_What is being asked_
Write out each line beneath this one exactly as it reads.
** BEGIN **
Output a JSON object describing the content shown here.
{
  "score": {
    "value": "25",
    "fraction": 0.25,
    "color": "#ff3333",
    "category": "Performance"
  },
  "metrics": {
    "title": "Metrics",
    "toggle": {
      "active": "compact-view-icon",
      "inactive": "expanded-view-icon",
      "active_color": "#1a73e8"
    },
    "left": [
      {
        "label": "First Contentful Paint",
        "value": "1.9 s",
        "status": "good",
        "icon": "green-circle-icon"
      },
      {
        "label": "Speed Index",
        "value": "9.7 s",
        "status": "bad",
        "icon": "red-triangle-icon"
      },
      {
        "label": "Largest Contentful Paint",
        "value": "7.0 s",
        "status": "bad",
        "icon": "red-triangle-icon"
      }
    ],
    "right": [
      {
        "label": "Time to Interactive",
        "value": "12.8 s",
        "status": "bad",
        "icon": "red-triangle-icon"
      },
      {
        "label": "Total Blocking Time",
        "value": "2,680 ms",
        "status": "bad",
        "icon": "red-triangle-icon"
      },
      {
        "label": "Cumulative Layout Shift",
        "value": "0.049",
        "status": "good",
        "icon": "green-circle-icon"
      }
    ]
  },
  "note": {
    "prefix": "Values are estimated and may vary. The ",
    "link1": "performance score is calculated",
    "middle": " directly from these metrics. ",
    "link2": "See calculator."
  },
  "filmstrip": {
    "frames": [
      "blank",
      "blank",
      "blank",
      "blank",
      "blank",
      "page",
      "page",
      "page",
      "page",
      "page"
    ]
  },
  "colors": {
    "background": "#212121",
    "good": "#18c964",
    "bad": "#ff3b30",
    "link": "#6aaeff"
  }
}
** END **
_Response_
Output a JSON object describing the content shown here.
{
  "score": {
    "value": "25",
    "fraction": 0.25,
    "color": "#ff3333",
    "category": "Performance"
  },
  "metrics": {
    "title": "Metrics",
    "toggle": {
      "active": "compact-view-icon",
      "inactive": "expanded-view-icon",
      "active_color": "#1a73e8"
    },
    "left": [
      {
        "label": "First Contentful Paint",
        "value": "1.9 s",
        "status": "good",
        "icon": "green-circle-icon"
      },
      {
        "label": "Speed Index",
        "value": "9.7 s",
        "status": "bad",
        "icon": "red-triangle-icon"
      },
      {
        "label": "Largest Contentful Paint",
        "value": "7.0 s",
        "status": "bad",
        "icon": "red-triangle-icon"
      }
    ],
    "right": [
      {
        "label": "Time to Interactive",
        "value": "12.8 s",
        "status": "bad",
        "icon": "red-triangle-icon"
      },
      {
        "label": "Total Blocking Time",
        "value": "2,680 ms",
        "status": "bad",
        "icon": "red-triangle-icon"
      },
      {
        "label": "Cumulative Layout Shift",
        "value": "0.049",
        "status": "good",
        "icon": "green-circle-icon"
      }
    ]
  },
  "note": {
    "prefix": "Values are estimated and may vary. The ",
    "link1": "performance score is calculated",
    "middle": " directly from these metrics. ",
    "link2": "See calculator."
  },
  "filmstrip": {
    "frames": [
      "blank",
      "blank",
      "blank",
      "blank",
      "blank",
      "page",
      "page",
      "page",
      "page",
      "page"
    ]
  },
  "colors": {
    "background": "#212121",
    "good": "#18c964",
    "bad": "#ff3b30",
    "link": "#6aaeff"
  }
}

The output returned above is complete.